* Excerpted records *
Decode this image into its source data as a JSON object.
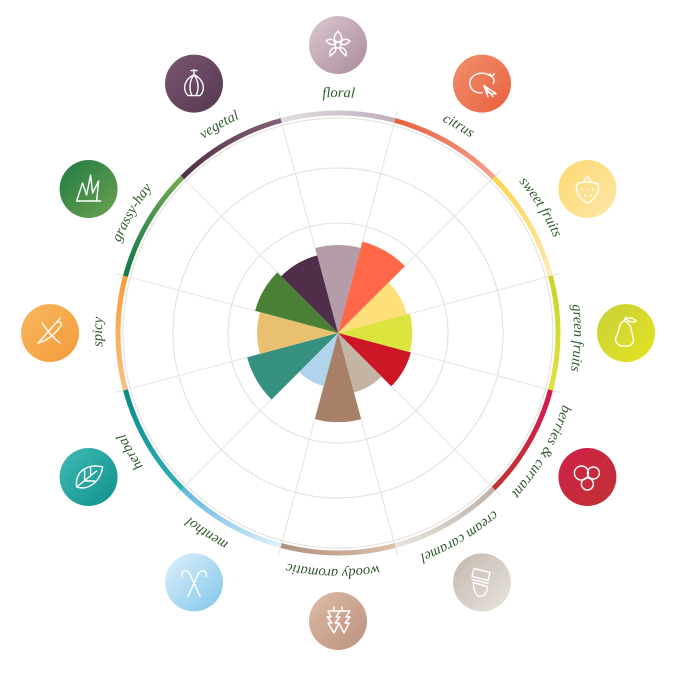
{
  "chart_data": {
    "type": "polar-area",
    "title": "",
    "scale": {
      "min": 0,
      "max": 4,
      "grid_levels": [
        2,
        3,
        4
      ],
      "grid": true
    },
    "categories": [
      {
        "label": "floral",
        "value": 1.6,
        "icon": "flower-icon",
        "wedge": "#b49ca8",
        "ring": [
          "#e2dee2",
          "#bfaebb"
        ],
        "badge": [
          "#dcc8d0",
          "#a98a9c"
        ]
      },
      {
        "label": "citrus",
        "value": 1.72,
        "icon": "lemon-icon",
        "wedge": "#ff6848",
        "ring": [
          "#e8603e",
          "#f2a08e"
        ],
        "badge": [
          "#f2906e",
          "#e8603e"
        ]
      },
      {
        "label": "sweet fruits",
        "value": 1.3,
        "icon": "strawberry-icon",
        "wedge": "#fde07a",
        "ring": [
          "#fbd44a",
          "#fde9b6"
        ],
        "badge": [
          "#fcd870",
          "#fee8a8"
        ]
      },
      {
        "label": "green fruits",
        "value": 1.35,
        "icon": "pear-icon",
        "wedge": "#dce43e",
        "ring": [
          "#c9d42c",
          "#dfe23a"
        ],
        "badge": [
          "#c8d03a",
          "#e4e420"
        ]
      },
      {
        "label": "berries & currant",
        "value": 1.37,
        "icon": "currant-icon",
        "wedge": "#cc1626",
        "ring": [
          "#d41a52",
          "#c23430"
        ],
        "badge": [
          "#d0204a",
          "#c03232"
        ]
      },
      {
        "label": "cream caramel",
        "value": 1.12,
        "icon": "cream-icon",
        "wedge": "#c4b4a4",
        "ring": [
          "#bdb1a9",
          "#e9e5dd"
        ],
        "badge": [
          "#c4b8b0",
          "#e8e4dc"
        ]
      },
      {
        "label": "woody aromatic",
        "value": 1.62,
        "icon": "pine-trees-icon",
        "wedge": "#a88068",
        "ring": [
          "#dcc0a8",
          "#b09080"
        ],
        "badge": [
          "#dcbca4",
          "#bc9080"
        ]
      },
      {
        "label": "menthol",
        "value": 1.0,
        "icon": "candy-cane-icon",
        "wedge": "#b0d4ec",
        "ring": [
          "#e2f0fa",
          "#5cb6e0"
        ],
        "badge": [
          "#dff0fb",
          "#80c6ea"
        ]
      },
      {
        "label": "herbal",
        "value": 1.71,
        "icon": "leaf-icon",
        "wedge": "#36907f",
        "ring": [
          "#32b2b8",
          "#0a8a8a"
        ],
        "badge": [
          "#40bab4",
          "#10908e"
        ]
      },
      {
        "label": "spicy",
        "value": 1.47,
        "icon": "chili-pepper-icon",
        "wedge": "#e8c070",
        "ring": [
          "#f8c080",
          "#f79c3a"
        ],
        "badge": [
          "#f8b860",
          "#f49a38"
        ]
      },
      {
        "label": "grassy-hay",
        "value": 1.56,
        "icon": "grass-icon",
        "wedge": "#4a8036",
        "ring": [
          "#117848",
          "#74aa52"
        ],
        "badge": [
          "#1e7a44",
          "#6ea24e"
        ]
      },
      {
        "label": "vegetal",
        "value": 1.46,
        "icon": "onion-icon",
        "wedge": "#4e2e48",
        "ring": [
          "#4e2e46",
          "#836279"
        ],
        "badge": [
          "#7a5672",
          "#553850"
        ]
      }
    ],
    "label_color": "#2f5a2c",
    "grid_color": "#e6e4e0"
  }
}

* What needs to be done *
Give the data again exactly as written, with all pictures left out.

* Exercise response *
Decode this image into its source data as a JSON object.
{
  "chart_data": {
    "type": "polar-area",
    "title": "",
    "scale": {
      "min": 0,
      "max": 4,
      "grid_levels": [
        2,
        3,
        4
      ],
      "grid": true
    },
    "categories": [
      {
        "label": "floral",
        "value": 1.6,
        "icon": "flower-icon",
        "wedge": "#b49ca8",
        "ring": [
          "#e2dee2",
          "#bfaebb"
        ],
        "badge": [
          "#dcc8d0",
          "#a98a9c"
        ]
      },
      {
        "label": "citrus",
        "value": 1.72,
        "icon": "lemon-icon",
        "wedge": "#ff6848",
        "ring": [
          "#e8603e",
          "#f2a08e"
        ],
        "badge": [
          "#f2906e",
          "#e8603e"
        ]
      },
      {
        "label": "sweet fruits",
        "value": 1.3,
        "icon": "strawberry-icon",
        "wedge": "#fde07a",
        "ring": [
          "#fbd44a",
          "#fde9b6"
        ],
        "badge": [
          "#fcd870",
          "#fee8a8"
        ]
      },
      {
        "label": "green fruits",
        "value": 1.35,
        "icon": "pear-icon",
        "wedge": "#dce43e",
        "ring": [
          "#c9d42c",
          "#dfe23a"
        ],
        "badge": [
          "#c8d03a",
          "#e4e420"
        ]
      },
      {
        "label": "berries & currant",
        "value": 1.37,
        "icon": "currant-icon",
        "wedge": "#cc1626",
        "ring": [
          "#d41a52",
          "#c23430"
        ],
        "badge": [
          "#d0204a",
          "#c03232"
        ]
      },
      {
        "label": "cream caramel",
        "value": 1.12,
        "icon": "cream-icon",
        "wedge": "#c4b4a4",
        "ring": [
          "#bdb1a9",
          "#e9e5dd"
        ],
        "badge": [
          "#c4b8b0",
          "#e8e4dc"
        ]
      },
      {
        "label": "woody aromatic",
        "value": 1.62,
        "icon": "pine-trees-icon",
        "wedge": "#a88068",
        "ring": [
          "#dcc0a8",
          "#b09080"
        ],
        "badge": [
          "#dcbca4",
          "#bc9080"
        ]
      },
      {
        "label": "menthol",
        "value": 1.0,
        "icon": "candy-cane-icon",
        "wedge": "#b0d4ec",
        "ring": [
          "#e2f0fa",
          "#5cb6e0"
        ],
        "badge": [
          "#dff0fb",
          "#80c6ea"
        ]
      },
      {
        "label": "herbal",
        "value": 1.71,
        "icon": "leaf-icon",
        "wedge": "#36907f",
        "ring": [
          "#32b2b8",
          "#0a8a8a"
        ],
        "badge": [
          "#40bab4",
          "#10908e"
        ]
      },
      {
        "label": "spicy",
        "value": 1.47,
        "icon": "chili-pepper-icon",
        "wedge": "#e8c070",
        "ring": [
          "#f8c080",
          "#f79c3a"
        ],
        "badge": [
          "#f8b860",
          "#f49a38"
        ]
      },
      {
        "label": "grassy-hay",
        "value": 1.56,
        "icon": "grass-icon",
        "wedge": "#4a8036",
        "ring": [
          "#117848",
          "#74aa52"
        ],
        "badge": [
          "#1e7a44",
          "#6ea24e"
        ]
      },
      {
        "label": "vegetal",
        "value": 1.46,
        "icon": "onion-icon",
        "wedge": "#4e2e48",
        "ring": [
          "#4e2e46",
          "#836279"
        ],
        "badge": [
          "#7a5672",
          "#553850"
        ]
      }
    ],
    "label_color": "#2f5a2c",
    "grid_color": "#e6e4e0"
  }
}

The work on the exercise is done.